*** Exercise materials ***

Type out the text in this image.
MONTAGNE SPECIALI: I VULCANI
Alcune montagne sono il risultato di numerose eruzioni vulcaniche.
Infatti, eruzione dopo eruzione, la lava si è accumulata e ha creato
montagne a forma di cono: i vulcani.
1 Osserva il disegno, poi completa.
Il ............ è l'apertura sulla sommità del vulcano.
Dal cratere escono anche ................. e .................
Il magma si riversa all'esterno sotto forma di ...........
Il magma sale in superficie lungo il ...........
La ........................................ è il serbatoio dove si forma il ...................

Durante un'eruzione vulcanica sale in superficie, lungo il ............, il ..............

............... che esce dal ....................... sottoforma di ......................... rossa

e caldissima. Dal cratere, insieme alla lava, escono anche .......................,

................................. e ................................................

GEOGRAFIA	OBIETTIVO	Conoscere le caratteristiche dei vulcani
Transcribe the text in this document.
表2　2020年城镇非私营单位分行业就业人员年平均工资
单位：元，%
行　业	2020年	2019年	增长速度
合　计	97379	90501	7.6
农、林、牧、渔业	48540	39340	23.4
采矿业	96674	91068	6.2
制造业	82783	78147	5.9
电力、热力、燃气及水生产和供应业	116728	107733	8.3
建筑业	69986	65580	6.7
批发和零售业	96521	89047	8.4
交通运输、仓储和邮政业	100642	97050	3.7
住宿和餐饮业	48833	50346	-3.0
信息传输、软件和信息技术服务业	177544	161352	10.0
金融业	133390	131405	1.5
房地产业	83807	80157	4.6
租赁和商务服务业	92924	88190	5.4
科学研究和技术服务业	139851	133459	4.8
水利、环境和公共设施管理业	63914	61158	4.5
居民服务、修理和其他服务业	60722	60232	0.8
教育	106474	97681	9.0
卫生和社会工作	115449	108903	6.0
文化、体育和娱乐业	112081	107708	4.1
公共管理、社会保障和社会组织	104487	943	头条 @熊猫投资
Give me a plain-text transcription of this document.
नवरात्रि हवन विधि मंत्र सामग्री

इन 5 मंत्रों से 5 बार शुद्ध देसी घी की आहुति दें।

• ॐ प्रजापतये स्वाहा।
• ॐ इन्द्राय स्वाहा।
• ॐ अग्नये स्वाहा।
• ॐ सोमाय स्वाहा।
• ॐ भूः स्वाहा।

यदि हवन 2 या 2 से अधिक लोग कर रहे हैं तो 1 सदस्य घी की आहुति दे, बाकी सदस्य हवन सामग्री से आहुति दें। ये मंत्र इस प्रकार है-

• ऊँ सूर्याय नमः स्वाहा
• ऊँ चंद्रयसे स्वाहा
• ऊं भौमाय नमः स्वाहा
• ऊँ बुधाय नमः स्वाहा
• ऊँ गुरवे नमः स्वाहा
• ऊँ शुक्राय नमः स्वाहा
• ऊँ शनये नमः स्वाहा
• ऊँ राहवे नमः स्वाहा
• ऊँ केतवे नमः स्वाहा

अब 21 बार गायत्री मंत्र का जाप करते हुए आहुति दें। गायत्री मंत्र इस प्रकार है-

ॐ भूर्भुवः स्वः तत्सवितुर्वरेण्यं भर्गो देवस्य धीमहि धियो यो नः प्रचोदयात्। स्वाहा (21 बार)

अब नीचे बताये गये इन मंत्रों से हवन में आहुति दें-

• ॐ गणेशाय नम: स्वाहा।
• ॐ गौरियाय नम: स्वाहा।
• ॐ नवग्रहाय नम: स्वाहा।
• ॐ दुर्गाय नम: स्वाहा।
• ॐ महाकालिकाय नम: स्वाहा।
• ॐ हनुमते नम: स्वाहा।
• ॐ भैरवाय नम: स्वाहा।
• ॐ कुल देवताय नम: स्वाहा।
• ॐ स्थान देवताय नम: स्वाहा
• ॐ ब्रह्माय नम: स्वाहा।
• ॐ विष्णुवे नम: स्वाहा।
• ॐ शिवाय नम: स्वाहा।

***

» What the exercise asks:
Return only the lines running from the line with "Transcribe the text in this document." to the last line of the records, both included, exactly as written.

» Completed exercise:
Transcribe the text in this document.
表2　2020年城镇非私营单位分行业就业人员年平均工资
单位：元，%
行　业	2020年	2019年	增长速度
合　计	97379	90501	7.6
农、林、牧、渔业	48540	39340	23.4
采矿业	96674	91068	6.2
制造业	82783	78147	5.9
电力、热力、燃气及水生产和供应业	116728	107733	8.3
建筑业	69986	65580	6.7
批发和零售业	96521	89047	8.4
交通运输、仓储和邮政业	100642	97050	3.7
住宿和餐饮业	48833	50346	-3.0
信息传输、软件和信息技术服务业	177544	161352	10.0
金融业	133390	131405	1.5
房地产业	83807	80157	4.6
租赁和商务服务业	92924	88190	5.4
科学研究和技术服务业	139851	133459	4.8
水利、环境和公共设施管理业	63914	61158	4.5
居民服务、修理和其他服务业	60722	60232	0.8
教育	106474	97681	9.0
卫生和社会工作	115449	108903	6.0
文化、体育和娱乐业	112081	107708	4.1
公共管理、社会保障和社会组织	104487	943	头条 @熊猫投资
Give me a plain-text transcription of this document.
नवरात्रि हवन विधि मंत्र सामग्री

इन 5 मंत्रों से 5 बार शुद्ध देसी घी की आहुति दें।

• ॐ प्रजापतये स्वाहा।
• ॐ इन्द्राय स्वाहा।
• ॐ अग्नये स्वाहा।
• ॐ सोमाय स्वाहा।
• ॐ भूः स्वाहा।

यदि हवन 2 या 2 से अधिक लोग कर रहे हैं तो 1 सदस्य घी की आहुति दे, बाकी सदस्य हवन सामग्री से आहुति दें। ये मंत्र इस प्रकार है-

• ऊँ सूर्याय नमः स्वाहा
• ऊँ चंद्रयसे स्वाहा
• ऊं भौमाय नमः स्वाहा
• ऊँ बुधाय नमः स्वाहा
• ऊँ गुरवे नमः स्वाहा
• ऊँ शुक्राय नमः स्वाहा
• ऊँ शनये नमः स्वाहा
• ऊँ राहवे नमः स्वाहा
• ऊँ केतवे नमः स्वाहा

अब 21 बार गायत्री मंत्र का जाप करते हुए आहुति दें। गायत्री मंत्र इस प्रकार है-

ॐ भूर्भुवः स्वः तत्सवितुर्वरेण्यं भर्गो देवस्य धीमहि धियो यो नः प्रचोदयात्। स्वाहा (21 बार)

अब नीचे बताये गये इन मंत्रों से हवन में आहुति दें-

• ॐ गणेशाय नम: स्वाहा।
• ॐ गौरियाय नम: स्वाहा।
• ॐ नवग्रहाय नम: स्वाहा।
• ॐ दुर्गाय नम: स्वाहा।
• ॐ महाकालिकाय नम: स्वाहा।
• ॐ हनुमते नम: स्वाहा।
• ॐ भैरवाय नम: स्वाहा।
• ॐ कुल देवताय नम: स्वाहा।
• ॐ स्थान देवताय नम: स्वाहा
• ॐ ब्रह्माय नम: स्वाहा।
• ॐ विष्णुवे नम: स्वाहा।
• ॐ शिवाय नम: स्वाहा।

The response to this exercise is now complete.